Collected data
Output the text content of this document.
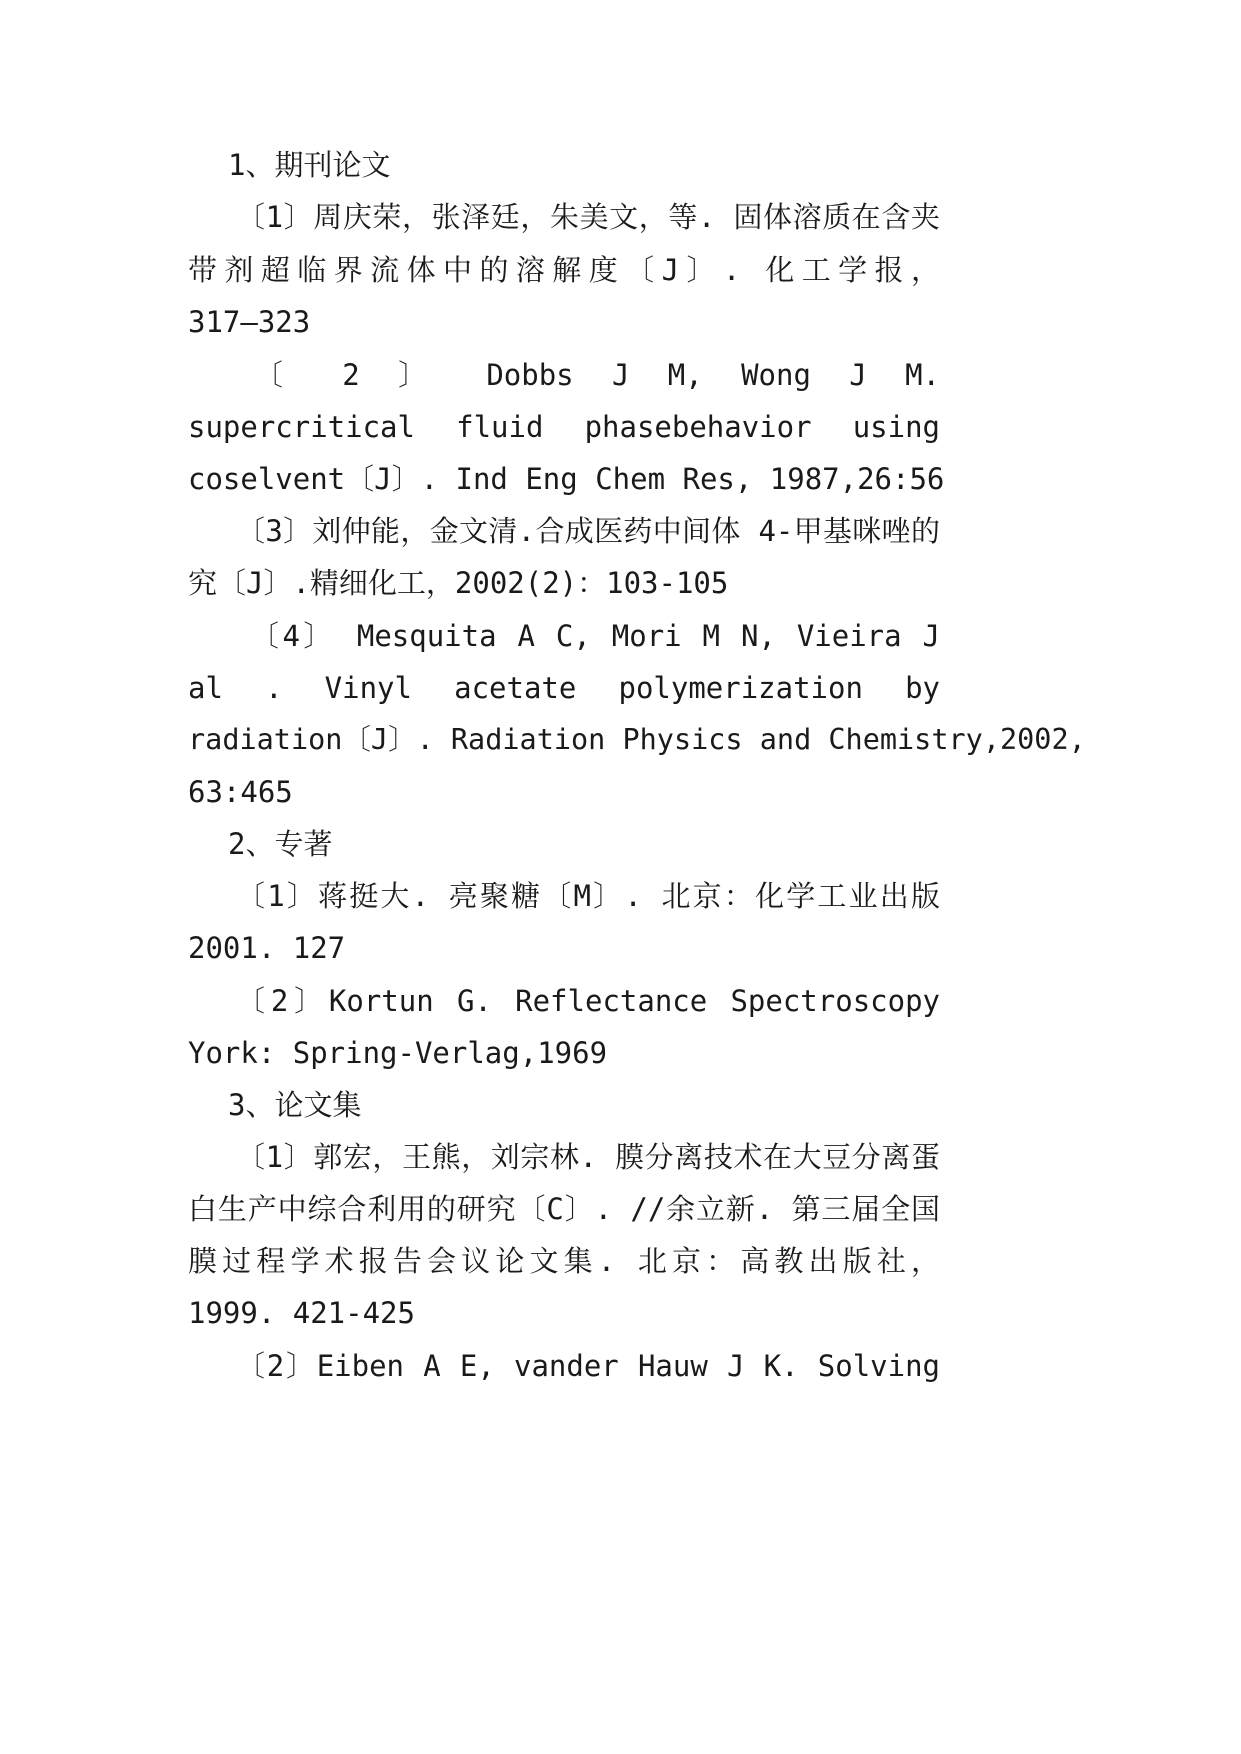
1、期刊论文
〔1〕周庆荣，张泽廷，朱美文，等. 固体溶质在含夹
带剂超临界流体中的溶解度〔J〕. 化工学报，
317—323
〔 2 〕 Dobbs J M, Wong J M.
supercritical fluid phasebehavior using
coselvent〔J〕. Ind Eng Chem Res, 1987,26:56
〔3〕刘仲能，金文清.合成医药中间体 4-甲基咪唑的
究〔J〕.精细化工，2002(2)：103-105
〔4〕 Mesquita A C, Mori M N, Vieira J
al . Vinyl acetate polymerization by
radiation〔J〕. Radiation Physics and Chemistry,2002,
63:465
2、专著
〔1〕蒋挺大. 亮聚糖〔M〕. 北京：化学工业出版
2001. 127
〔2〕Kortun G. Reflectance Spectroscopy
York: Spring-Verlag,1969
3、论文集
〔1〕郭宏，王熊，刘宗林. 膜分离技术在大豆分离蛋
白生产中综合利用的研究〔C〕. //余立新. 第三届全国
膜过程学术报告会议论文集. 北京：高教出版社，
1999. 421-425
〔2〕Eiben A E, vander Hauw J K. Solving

AIM OF THE EXERCISE: Output the records above exactly; leave out the pictures.

SOLUTION TO THIS PROBLEM:
Output the text content of this document.
1、期刊论文
〔1〕周庆荣，张泽廷，朱美文，等. 固体溶质在含夹
带剂超临界流体中的溶解度〔J〕. 化工学报，
317—323
〔 2 〕 Dobbs J M, Wong J M.
supercritical fluid phasebehavior using
coselvent〔J〕. Ind Eng Chem Res, 1987,26:56
〔3〕刘仲能，金文清.合成医药中间体 4-甲基咪唑的
究〔J〕.精细化工，2002(2)：103-105
〔4〕 Mesquita A C, Mori M N, Vieira J
al . Vinyl acetate polymerization by
radiation〔J〕. Radiation Physics and Chemistry,2002,
63:465
2、专著
〔1〕蒋挺大. 亮聚糖〔M〕. 北京：化学工业出版
2001. 127
〔2〕Kortun G. Reflectance Spectroscopy
York: Spring-Verlag,1969
3、论文集
〔1〕郭宏，王熊，刘宗林. 膜分离技术在大豆分离蛋
白生产中综合利用的研究〔C〕. //余立新. 第三届全国
膜过程学术报告会议论文集. 北京：高教出版社，
1999. 421-425
〔2〕Eiben A E, vander Hauw J K. Solving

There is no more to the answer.